OBJECTIVE: Reproduce every line of the records below word for word, keeping the same order.

EXERCISE MATERIAL:
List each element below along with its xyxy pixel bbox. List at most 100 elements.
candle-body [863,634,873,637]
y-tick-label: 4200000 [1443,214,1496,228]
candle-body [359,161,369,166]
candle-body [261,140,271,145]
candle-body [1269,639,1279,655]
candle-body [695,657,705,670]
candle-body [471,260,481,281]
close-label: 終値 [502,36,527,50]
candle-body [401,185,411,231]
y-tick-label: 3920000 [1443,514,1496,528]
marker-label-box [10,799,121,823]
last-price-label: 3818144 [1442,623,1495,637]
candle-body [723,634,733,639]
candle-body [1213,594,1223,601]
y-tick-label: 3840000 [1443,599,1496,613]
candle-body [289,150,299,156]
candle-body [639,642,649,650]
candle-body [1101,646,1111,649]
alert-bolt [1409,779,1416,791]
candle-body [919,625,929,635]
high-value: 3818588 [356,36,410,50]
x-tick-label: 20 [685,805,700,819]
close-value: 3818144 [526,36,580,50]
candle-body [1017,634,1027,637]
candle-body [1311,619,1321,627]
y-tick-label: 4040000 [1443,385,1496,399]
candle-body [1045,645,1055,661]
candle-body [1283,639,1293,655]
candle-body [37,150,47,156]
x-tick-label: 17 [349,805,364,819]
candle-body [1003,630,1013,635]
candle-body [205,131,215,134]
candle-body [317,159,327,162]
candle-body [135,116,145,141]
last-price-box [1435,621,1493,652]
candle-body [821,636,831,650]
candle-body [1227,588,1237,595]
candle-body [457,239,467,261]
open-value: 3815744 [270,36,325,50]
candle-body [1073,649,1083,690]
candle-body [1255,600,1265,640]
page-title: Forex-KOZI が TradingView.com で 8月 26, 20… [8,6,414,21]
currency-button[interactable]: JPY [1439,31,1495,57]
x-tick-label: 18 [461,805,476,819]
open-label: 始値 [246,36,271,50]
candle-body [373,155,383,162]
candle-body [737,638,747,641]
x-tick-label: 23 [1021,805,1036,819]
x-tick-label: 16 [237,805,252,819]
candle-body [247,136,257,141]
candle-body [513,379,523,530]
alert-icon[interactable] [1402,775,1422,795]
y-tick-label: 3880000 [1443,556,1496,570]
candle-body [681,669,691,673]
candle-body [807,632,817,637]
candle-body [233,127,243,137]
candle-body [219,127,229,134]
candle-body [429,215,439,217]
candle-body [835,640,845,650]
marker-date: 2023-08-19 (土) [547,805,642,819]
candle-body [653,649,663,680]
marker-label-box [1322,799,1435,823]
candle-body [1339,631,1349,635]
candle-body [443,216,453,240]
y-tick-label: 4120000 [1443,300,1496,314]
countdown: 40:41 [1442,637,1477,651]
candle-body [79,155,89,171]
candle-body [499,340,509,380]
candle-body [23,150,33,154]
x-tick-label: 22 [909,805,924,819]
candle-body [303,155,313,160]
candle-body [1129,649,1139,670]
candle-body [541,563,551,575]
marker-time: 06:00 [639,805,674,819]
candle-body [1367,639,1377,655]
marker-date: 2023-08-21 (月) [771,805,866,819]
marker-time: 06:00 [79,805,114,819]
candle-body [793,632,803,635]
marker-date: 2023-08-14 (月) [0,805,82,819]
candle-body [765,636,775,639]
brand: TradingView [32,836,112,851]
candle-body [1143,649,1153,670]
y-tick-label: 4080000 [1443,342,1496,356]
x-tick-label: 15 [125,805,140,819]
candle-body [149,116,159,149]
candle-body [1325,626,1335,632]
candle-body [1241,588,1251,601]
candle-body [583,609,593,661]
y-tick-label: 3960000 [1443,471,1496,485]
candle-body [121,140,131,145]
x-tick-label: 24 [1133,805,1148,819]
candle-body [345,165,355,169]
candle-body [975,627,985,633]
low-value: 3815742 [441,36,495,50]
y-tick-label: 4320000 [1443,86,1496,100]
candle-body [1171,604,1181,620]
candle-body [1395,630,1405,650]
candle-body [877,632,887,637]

ANSWER TO THE EXERCISE:
List each element below along with its xyxy pixel bbox. List at most 100 elements.
candle-body [863,634,873,637]
y-tick-label: 4200000 [1443,214,1496,228]
candle-body [359,161,369,166]
candle-body [261,140,271,145]
candle-body [1269,639,1279,655]
candle-body [695,657,705,670]
candle-body [471,260,481,281]
close-label: 終値 [502,36,527,50]
candle-body [401,185,411,231]
y-tick-label: 3920000 [1443,514,1496,528]
marker-label-box [10,799,121,823]
last-price-label: 3818144 [1442,623,1495,637]
candle-body [723,634,733,639]
candle-body [1213,594,1223,601]
y-tick-label: 3840000 [1443,599,1496,613]
candle-body [289,150,299,156]
candle-body [639,642,649,650]
candle-body [1101,646,1111,649]
alert-bolt [1409,779,1416,791]
candle-body [919,625,929,635]
high-value: 3818588 [356,36,410,50]
x-tick-label: 20 [685,805,700,819]
close-value: 3818144 [526,36,580,50]
candle-body [1017,634,1027,637]
candle-body [1311,619,1321,627]
y-tick-label: 4040000 [1443,385,1496,399]
candle-body [1045,645,1055,661]
candle-body [1283,639,1293,655]
candle-body [37,150,47,156]
x-tick-label: 17 [349,805,364,819]
candle-body [1003,630,1013,635]
candle-body [205,131,215,134]
candle-body [317,159,327,162]
candle-body [135,116,145,141]
last-price-box [1435,621,1493,652]
candle-body [821,636,831,650]
candle-body [1227,588,1237,595]
candle-body [457,239,467,261]
open-value: 3815744 [270,36,325,50]
candle-body [1073,649,1083,690]
candle-body [1255,600,1265,640]
page-title: Forex-KOZI が TradingView.com で 8月 26, 20… [8,6,414,21]
currency-button[interactable]: JPY [1439,31,1495,57]
x-tick-label: 18 [461,805,476,819]
open-label: 始値 [246,36,271,50]
candle-body [373,155,383,162]
candle-body [737,638,747,641]
x-tick-label: 23 [1021,805,1036,819]
x-tick-label: 16 [237,805,252,819]
candle-body [247,136,257,141]
candle-body [513,379,523,530]
alert-icon[interactable] [1402,775,1422,795]
y-tick-label: 3880000 [1443,556,1496,570]
candle-body [681,669,691,673]
candle-body [807,632,817,637]
candle-body [233,127,243,137]
candle-body [219,127,229,134]
candle-body [429,215,439,217]
candle-body [835,640,845,650]
marker-date: 2023-08-19 (土) [547,805,642,819]
candle-body [653,649,663,680]
marker-label-box [1322,799,1435,823]
candle-body [1339,631,1349,635]
candle-body [443,216,453,240]
y-tick-label: 4120000 [1443,300,1496,314]
countdown: 40:41 [1442,637,1477,651]
candle-body [79,155,89,171]
candle-body [499,340,509,380]
candle-body [23,150,33,154]
x-tick-label: 22 [909,805,924,819]
candle-body [303,155,313,160]
candle-body [1129,649,1139,670]
candle-body [541,563,551,575]
marker-time: 06:00 [639,805,674,819]
candle-body [1367,639,1377,655]
marker-date: 2023-08-21 (月) [771,805,866,819]
marker-time: 06:00 [79,805,114,819]
candle-body [793,632,803,635]
marker-date: 2023-08-14 (月) [0,805,82,819]
candle-body [765,636,775,639]
brand: TradingView [32,836,112,851]
candle-body [1143,649,1153,670]
y-tick-label: 4080000 [1443,342,1496,356]
x-tick-label: 15 [125,805,140,819]
candle-body [149,116,159,149]
candle-body [1325,626,1335,632]
candle-body [1241,588,1251,601]
candle-body [583,609,593,661]
y-tick-label: 3960000 [1443,471,1496,485]
candle-body [121,140,131,145]
x-tick-label: 24 [1133,805,1148,819]
candle-body [345,165,355,169]
candle-body [975,627,985,633]
low-value: 3815742 [441,36,495,50]
y-tick-label: 4320000 [1443,86,1496,100]
candle-body [1171,604,1181,620]
candle-body [1395,630,1405,650]
candle-body [877,632,887,637]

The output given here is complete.